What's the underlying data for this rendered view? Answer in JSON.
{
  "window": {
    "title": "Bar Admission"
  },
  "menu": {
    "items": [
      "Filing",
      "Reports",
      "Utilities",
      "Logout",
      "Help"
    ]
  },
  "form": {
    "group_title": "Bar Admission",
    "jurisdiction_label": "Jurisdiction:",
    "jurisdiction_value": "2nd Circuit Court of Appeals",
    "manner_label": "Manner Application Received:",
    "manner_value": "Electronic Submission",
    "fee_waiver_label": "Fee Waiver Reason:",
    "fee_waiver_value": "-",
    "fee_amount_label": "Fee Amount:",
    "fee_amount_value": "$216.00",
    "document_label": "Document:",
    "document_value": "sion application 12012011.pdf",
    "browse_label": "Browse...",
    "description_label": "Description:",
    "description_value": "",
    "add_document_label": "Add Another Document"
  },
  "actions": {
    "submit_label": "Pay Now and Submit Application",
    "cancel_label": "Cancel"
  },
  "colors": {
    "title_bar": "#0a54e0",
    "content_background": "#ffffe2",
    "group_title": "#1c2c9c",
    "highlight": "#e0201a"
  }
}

::::::::

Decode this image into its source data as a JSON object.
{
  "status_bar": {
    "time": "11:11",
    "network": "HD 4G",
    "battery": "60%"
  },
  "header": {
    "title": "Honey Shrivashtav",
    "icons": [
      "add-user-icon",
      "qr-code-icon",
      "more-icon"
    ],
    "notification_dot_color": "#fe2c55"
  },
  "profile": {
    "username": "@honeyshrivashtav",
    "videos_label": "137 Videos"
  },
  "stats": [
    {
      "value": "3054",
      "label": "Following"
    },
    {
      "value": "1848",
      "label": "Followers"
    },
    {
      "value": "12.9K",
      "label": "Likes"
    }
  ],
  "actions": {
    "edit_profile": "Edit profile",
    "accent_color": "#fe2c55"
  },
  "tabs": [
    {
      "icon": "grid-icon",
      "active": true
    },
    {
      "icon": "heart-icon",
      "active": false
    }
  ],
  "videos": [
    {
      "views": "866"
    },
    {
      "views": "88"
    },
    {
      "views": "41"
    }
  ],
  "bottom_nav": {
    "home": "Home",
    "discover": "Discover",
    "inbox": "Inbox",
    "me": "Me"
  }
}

::::::::

WRITTEN PROBLEM. Make a list of all lines in the data that contain "this".

FINISHED ANSWER.
What's the underlying data for this rendered view? Answer in JSON.
Decode this image into its source data as a JSON object.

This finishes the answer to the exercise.